■ Task instructions: Each record must be reproduced exactly as it is shown.

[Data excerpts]
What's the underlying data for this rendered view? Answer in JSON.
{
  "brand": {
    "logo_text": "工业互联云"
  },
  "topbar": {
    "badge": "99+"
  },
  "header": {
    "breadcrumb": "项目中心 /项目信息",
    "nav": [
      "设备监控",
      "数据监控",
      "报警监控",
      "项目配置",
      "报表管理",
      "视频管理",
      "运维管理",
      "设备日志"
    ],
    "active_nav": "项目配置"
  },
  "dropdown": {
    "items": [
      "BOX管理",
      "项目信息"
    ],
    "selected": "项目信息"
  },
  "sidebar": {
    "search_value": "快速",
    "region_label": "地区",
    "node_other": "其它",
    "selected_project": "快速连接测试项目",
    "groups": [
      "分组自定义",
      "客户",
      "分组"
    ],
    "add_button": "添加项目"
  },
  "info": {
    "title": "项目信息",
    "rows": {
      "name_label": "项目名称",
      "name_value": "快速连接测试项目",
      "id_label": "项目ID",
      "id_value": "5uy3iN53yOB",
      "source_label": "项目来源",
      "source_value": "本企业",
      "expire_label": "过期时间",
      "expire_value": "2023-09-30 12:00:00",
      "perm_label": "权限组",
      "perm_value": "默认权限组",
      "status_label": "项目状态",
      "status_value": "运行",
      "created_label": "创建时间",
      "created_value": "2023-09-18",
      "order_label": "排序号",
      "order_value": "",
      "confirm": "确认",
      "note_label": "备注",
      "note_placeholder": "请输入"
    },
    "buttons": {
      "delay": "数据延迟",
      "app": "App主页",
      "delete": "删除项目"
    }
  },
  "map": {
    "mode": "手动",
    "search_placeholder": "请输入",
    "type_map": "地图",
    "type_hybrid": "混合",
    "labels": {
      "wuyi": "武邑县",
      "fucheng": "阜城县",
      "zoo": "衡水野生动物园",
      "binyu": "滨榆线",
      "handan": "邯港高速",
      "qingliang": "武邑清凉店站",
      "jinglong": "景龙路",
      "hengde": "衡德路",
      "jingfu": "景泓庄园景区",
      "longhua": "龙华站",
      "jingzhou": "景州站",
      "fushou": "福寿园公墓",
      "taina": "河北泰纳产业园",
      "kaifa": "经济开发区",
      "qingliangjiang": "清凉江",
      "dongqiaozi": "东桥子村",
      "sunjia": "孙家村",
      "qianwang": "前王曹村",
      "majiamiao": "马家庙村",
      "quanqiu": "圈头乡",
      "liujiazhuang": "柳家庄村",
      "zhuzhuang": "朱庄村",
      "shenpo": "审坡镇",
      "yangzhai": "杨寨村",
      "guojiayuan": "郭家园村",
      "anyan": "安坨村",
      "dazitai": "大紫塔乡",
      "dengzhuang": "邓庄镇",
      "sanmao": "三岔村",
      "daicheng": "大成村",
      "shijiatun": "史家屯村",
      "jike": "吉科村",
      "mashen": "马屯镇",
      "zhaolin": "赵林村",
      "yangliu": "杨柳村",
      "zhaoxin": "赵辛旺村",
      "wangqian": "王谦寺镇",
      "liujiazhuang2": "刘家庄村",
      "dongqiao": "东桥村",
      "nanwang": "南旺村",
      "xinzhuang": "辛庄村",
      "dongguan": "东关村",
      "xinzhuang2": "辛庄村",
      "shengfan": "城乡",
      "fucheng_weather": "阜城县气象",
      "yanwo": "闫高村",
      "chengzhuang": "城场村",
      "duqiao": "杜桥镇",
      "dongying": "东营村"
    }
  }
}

■ Task answer:
What's the underlying data for this rendered view? Answer in JSON.
{
  "brand": {
    "logo_text": "工业互联云"
  },
  "topbar": {
    "badge": "99+"
  },
  "header": {
    "breadcrumb": "项目中心 /项目信息",
    "nav": [
      "设备监控",
      "数据监控",
      "报警监控",
      "项目配置",
      "报表管理",
      "视频管理",
      "运维管理",
      "设备日志"
    ],
    "active_nav": "项目配置"
  },
  "dropdown": {
    "items": [
      "BOX管理",
      "项目信息"
    ],
    "selected": "项目信息"
  },
  "sidebar": {
    "search_value": "快速",
    "region_label": "地区",
    "node_other": "其它",
    "selected_project": "快速连接测试项目",
    "groups": [
      "分组自定义",
      "客户",
      "分组"
    ],
    "add_button": "添加项目"
  },
  "info": {
    "title": "项目信息",
    "rows": {
      "name_label": "项目名称",
      "name_value": "快速连接测试项目",
      "id_label": "项目ID",
      "id_value": "5uy3iN53yOB",
      "source_label": "项目来源",
      "source_value": "本企业",
      "expire_label": "过期时间",
      "expire_value": "2023-09-30 12:00:00",
      "perm_label": "权限组",
      "perm_value": "默认权限组",
      "status_label": "项目状态",
      "status_value": "运行",
      "created_label": "创建时间",
      "created_value": "2023-09-18",
      "order_label": "排序号",
      "order_value": "",
      "confirm": "确认",
      "note_label": "备注",
      "note_placeholder": "请输入"
    },
    "buttons": {
      "delay": "数据延迟",
      "app": "App主页",
      "delete": "删除项目"
    }
  },
  "map": {
    "mode": "手动",
    "search_placeholder": "请输入",
    "type_map": "地图",
    "type_hybrid": "混合",
    "labels": {
      "wuyi": "武邑县",
      "fucheng": "阜城县",
      "zoo": "衡水野生动物园",
      "binyu": "滨榆线",
      "handan": "邯港高速",
      "qingliang": "武邑清凉店站",
      "jinglong": "景龙路",
      "hengde": "衡德路",
      "jingfu": "景泓庄园景区",
      "longhua": "龙华站",
      "jingzhou": "景州站",
      "fushou": "福寿园公墓",
      "taina": "河北泰纳产业园",
      "kaifa": "经济开发区",
      "qingliangjiang": "清凉江",
      "dongqiaozi": "东桥子村",
      "sunjia": "孙家村",
      "qianwang": "前王曹村",
      "majiamiao": "马家庙村",
      "quanqiu": "圈头乡",
      "liujiazhuang": "柳家庄村",
      "zhuzhuang": "朱庄村",
      "shenpo": "审坡镇",
      "yangzhai": "杨寨村",
      "guojiayuan": "郭家园村",
      "anyan": "安坨村",
      "dazitai": "大紫塔乡",
      "dengzhuang": "邓庄镇",
      "sanmao": "三岔村",
      "daicheng": "大成村",
      "shijiatun": "史家屯村",
      "jike": "吉科村",
      "mashen": "马屯镇",
      "zhaolin": "赵林村",
      "yangliu": "杨柳村",
      "zhaoxin": "赵辛旺村",
      "wangqian": "王谦寺镇",
      "liujiazhuang2": "刘家庄村",
      "dongqiao": "东桥村",
      "nanwang": "南旺村",
      "xinzhuang": "辛庄村",
      "dongguan": "东关村",
      "xinzhuang2": "辛庄村",
      "shengfan": "城乡",
      "fucheng_weather": "阜城县气象",
      "yanwo": "闫高村",
      "chengzhuang": "城场村",
      "duqiao": "杜桥镇",
      "dongying": "东营村"
    }
  }
}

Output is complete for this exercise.